• **Source material**
— START —

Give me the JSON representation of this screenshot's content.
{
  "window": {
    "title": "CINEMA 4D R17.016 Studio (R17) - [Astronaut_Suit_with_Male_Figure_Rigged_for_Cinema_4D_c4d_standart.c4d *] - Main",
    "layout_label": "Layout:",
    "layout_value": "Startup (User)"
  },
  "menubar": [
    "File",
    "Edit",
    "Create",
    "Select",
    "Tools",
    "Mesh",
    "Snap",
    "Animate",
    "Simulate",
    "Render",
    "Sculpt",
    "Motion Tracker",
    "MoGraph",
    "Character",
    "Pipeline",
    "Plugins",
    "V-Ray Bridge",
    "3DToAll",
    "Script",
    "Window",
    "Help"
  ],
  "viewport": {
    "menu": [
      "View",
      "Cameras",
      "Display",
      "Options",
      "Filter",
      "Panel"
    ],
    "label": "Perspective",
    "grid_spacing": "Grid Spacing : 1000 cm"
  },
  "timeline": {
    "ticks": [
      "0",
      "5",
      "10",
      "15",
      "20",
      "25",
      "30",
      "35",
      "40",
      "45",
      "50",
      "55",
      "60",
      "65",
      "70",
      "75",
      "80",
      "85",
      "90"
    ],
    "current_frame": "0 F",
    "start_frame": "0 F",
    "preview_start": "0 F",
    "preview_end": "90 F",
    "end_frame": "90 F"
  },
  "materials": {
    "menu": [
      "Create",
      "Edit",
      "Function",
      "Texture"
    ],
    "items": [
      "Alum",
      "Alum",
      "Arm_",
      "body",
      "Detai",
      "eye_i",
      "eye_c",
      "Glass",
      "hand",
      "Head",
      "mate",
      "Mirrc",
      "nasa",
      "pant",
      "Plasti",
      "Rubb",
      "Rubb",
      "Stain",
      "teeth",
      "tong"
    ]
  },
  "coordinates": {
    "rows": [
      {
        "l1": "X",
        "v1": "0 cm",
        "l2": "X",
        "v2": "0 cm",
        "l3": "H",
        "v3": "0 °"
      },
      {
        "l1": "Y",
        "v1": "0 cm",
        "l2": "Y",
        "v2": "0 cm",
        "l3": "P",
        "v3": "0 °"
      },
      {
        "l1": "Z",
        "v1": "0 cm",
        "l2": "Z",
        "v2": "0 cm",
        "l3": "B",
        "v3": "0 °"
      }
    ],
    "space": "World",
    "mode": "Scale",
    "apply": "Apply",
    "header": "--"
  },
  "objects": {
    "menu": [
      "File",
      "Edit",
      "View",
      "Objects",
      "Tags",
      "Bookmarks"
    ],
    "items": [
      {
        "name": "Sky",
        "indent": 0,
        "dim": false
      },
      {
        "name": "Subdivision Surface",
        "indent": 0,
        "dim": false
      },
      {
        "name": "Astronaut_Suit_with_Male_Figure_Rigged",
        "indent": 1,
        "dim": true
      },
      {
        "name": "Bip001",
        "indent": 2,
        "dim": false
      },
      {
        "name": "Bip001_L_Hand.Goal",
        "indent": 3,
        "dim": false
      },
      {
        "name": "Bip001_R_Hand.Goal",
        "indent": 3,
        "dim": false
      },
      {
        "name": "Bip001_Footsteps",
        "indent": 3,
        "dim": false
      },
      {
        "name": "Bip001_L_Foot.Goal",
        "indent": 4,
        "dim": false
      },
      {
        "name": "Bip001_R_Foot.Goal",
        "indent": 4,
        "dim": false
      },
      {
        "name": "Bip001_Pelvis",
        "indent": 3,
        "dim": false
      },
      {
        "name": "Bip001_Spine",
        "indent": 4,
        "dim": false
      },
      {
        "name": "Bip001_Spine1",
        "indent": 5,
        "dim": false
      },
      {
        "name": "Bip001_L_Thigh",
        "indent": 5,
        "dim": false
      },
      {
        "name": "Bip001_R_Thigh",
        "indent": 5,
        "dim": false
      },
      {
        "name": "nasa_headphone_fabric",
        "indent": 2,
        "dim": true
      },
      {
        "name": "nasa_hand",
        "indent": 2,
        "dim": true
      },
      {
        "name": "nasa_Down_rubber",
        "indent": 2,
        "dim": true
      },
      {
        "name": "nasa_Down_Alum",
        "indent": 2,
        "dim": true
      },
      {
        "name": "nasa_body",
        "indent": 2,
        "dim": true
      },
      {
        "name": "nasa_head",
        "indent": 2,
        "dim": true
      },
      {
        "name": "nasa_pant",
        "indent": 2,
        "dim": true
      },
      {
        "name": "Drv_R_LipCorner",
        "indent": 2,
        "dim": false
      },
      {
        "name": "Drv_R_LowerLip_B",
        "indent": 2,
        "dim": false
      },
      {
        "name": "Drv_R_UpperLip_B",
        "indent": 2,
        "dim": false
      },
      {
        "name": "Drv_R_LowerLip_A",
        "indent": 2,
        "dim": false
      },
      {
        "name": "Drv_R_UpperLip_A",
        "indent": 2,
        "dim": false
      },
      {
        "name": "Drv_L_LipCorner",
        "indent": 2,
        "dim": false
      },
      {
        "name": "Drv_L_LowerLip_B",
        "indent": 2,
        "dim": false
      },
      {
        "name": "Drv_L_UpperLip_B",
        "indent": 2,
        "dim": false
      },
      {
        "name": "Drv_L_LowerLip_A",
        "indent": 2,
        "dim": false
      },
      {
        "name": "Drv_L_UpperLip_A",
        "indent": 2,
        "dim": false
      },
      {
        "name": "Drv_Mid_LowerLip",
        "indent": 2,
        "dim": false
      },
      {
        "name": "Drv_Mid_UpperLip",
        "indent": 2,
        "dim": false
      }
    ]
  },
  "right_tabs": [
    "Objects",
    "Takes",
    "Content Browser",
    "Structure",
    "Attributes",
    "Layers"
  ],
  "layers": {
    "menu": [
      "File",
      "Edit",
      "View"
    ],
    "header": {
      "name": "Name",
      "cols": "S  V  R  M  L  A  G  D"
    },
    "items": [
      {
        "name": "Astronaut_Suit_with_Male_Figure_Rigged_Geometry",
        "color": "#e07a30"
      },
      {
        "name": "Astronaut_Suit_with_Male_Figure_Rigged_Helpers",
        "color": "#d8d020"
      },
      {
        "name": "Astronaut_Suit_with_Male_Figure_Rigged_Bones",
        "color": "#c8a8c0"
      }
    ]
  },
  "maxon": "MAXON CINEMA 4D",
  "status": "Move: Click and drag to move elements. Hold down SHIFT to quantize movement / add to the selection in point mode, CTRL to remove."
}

— END —

Retype the listing above in full, with no alterations.

• **Task answer**
Give me the JSON representation of this screenshot's content.
{
  "window": {
    "title": "CINEMA 4D R17.016 Studio (R17) - [Astronaut_Suit_with_Male_Figure_Rigged_for_Cinema_4D_c4d_standart.c4d *] - Main",
    "layout_label": "Layout:",
    "layout_value": "Startup (User)"
  },
  "menubar": [
    "File",
    "Edit",
    "Create",
    "Select",
    "Tools",
    "Mesh",
    "Snap",
    "Animate",
    "Simulate",
    "Render",
    "Sculpt",
    "Motion Tracker",
    "MoGraph",
    "Character",
    "Pipeline",
    "Plugins",
    "V-Ray Bridge",
    "3DToAll",
    "Script",
    "Window",
    "Help"
  ],
  "viewport": {
    "menu": [
      "View",
      "Cameras",
      "Display",
      "Options",
      "Filter",
      "Panel"
    ],
    "label": "Perspective",
    "grid_spacing": "Grid Spacing : 1000 cm"
  },
  "timeline": {
    "ticks": [
      "0",
      "5",
      "10",
      "15",
      "20",
      "25",
      "30",
      "35",
      "40",
      "45",
      "50",
      "55",
      "60",
      "65",
      "70",
      "75",
      "80",
      "85",
      "90"
    ],
    "current_frame": "0 F",
    "start_frame": "0 F",
    "preview_start": "0 F",
    "preview_end": "90 F",
    "end_frame": "90 F"
  },
  "materials": {
    "menu": [
      "Create",
      "Edit",
      "Function",
      "Texture"
    ],
    "items": [
      "Alum",
      "Alum",
      "Arm_",
      "body",
      "Detai",
      "eye_i",
      "eye_c",
      "Glass",
      "hand",
      "Head",
      "mate",
      "Mirrc",
      "nasa",
      "pant",
      "Plasti",
      "Rubb",
      "Rubb",
      "Stain",
      "teeth",
      "tong"
    ]
  },
  "coordinates": {
    "rows": [
      {
        "l1": "X",
        "v1": "0 cm",
        "l2": "X",
        "v2": "0 cm",
        "l3": "H",
        "v3": "0 °"
      },
      {
        "l1": "Y",
        "v1": "0 cm",
        "l2": "Y",
        "v2": "0 cm",
        "l3": "P",
        "v3": "0 °"
      },
      {
        "l1": "Z",
        "v1": "0 cm",
        "l2": "Z",
        "v2": "0 cm",
        "l3": "B",
        "v3": "0 °"
      }
    ],
    "space": "World",
    "mode": "Scale",
    "apply": "Apply",
    "header": "--"
  },
  "objects": {
    "menu": [
      "File",
      "Edit",
      "View",
      "Objects",
      "Tags",
      "Bookmarks"
    ],
    "items": [
      {
        "name": "Sky",
        "indent": 0,
        "dim": false
      },
      {
        "name": "Subdivision Surface",
        "indent": 0,
        "dim": false
      },
      {
        "name": "Astronaut_Suit_with_Male_Figure_Rigged",
        "indent": 1,
        "dim": true
      },
      {
        "name": "Bip001",
        "indent": 2,
        "dim": false
      },
      {
        "name": "Bip001_L_Hand.Goal",
        "indent": 3,
        "dim": false
      },
      {
        "name": "Bip001_R_Hand.Goal",
        "indent": 3,
        "dim": false
      },
      {
        "name": "Bip001_Footsteps",
        "indent": 3,
        "dim": false
      },
      {
        "name": "Bip001_L_Foot.Goal",
        "indent": 4,
        "dim": false
      },
      {
        "name": "Bip001_R_Foot.Goal",
        "indent": 4,
        "dim": false
      },
      {
        "name": "Bip001_Pelvis",
        "indent": 3,
        "dim": false
      },
      {
        "name": "Bip001_Spine",
        "indent": 4,
        "dim": false
      },
      {
        "name": "Bip001_Spine1",
        "indent": 5,
        "dim": false
      },
      {
        "name": "Bip001_L_Thigh",
        "indent": 5,
        "dim": false
      },
      {
        "name": "Bip001_R_Thigh",
        "indent": 5,
        "dim": false
      },
      {
        "name": "nasa_headphone_fabric",
        "indent": 2,
        "dim": true
      },
      {
        "name": "nasa_hand",
        "indent": 2,
        "dim": true
      },
      {
        "name": "nasa_Down_rubber",
        "indent": 2,
        "dim": true
      },
      {
        "name": "nasa_Down_Alum",
        "indent": 2,
        "dim": true
      },
      {
        "name": "nasa_body",
        "indent": 2,
        "dim": true
      },
      {
        "name": "nasa_head",
        "indent": 2,
        "dim": true
      },
      {
        "name": "nasa_pant",
        "indent": 2,
        "dim": true
      },
      {
        "name": "Drv_R_LipCorner",
        "indent": 2,
        "dim": false
      },
      {
        "name": "Drv_R_LowerLip_B",
        "indent": 2,
        "dim": false
      },
      {
        "name": "Drv_R_UpperLip_B",
        "indent": 2,
        "dim": false
      },
      {
        "name": "Drv_R_LowerLip_A",
        "indent": 2,
        "dim": false
      },
      {
        "name": "Drv_R_UpperLip_A",
        "indent": 2,
        "dim": false
      },
      {
        "name": "Drv_L_LipCorner",
        "indent": 2,
        "dim": false
      },
      {
        "name": "Drv_L_LowerLip_B",
        "indent": 2,
        "dim": false
      },
      {
        "name": "Drv_L_UpperLip_B",
        "indent": 2,
        "dim": false
      },
      {
        "name": "Drv_L_LowerLip_A",
        "indent": 2,
        "dim": false
      },
      {
        "name": "Drv_L_UpperLip_A",
        "indent": 2,
        "dim": false
      },
      {
        "name": "Drv_Mid_LowerLip",
        "indent": 2,
        "dim": false
      },
      {
        "name": "Drv_Mid_UpperLip",
        "indent": 2,
        "dim": false
      }
    ]
  },
  "right_tabs": [
    "Objects",
    "Takes",
    "Content Browser",
    "Structure",
    "Attributes",
    "Layers"
  ],
  "layers": {
    "menu": [
      "File",
      "Edit",
      "View"
    ],
    "header": {
      "name": "Name",
      "cols": "S  V  R  M  L  A  G  D"
    },
    "items": [
      {
        "name": "Astronaut_Suit_with_Male_Figure_Rigged_Geometry",
        "color": "#e07a30"
      },
      {
        "name": "Astronaut_Suit_with_Male_Figure_Rigged_Helpers",
        "color": "#d8d020"
      },
      {
        "name": "Astronaut_Suit_with_Male_Figure_Rigged_Bones",
        "color": "#c8a8c0"
      }
    ]
  },
  "maxon": "MAXON CINEMA 4D",
  "status": "Move: Click and drag to move elements. Hold down SHIFT to quantize movement / add to the selection in point mode, CTRL to remove."
}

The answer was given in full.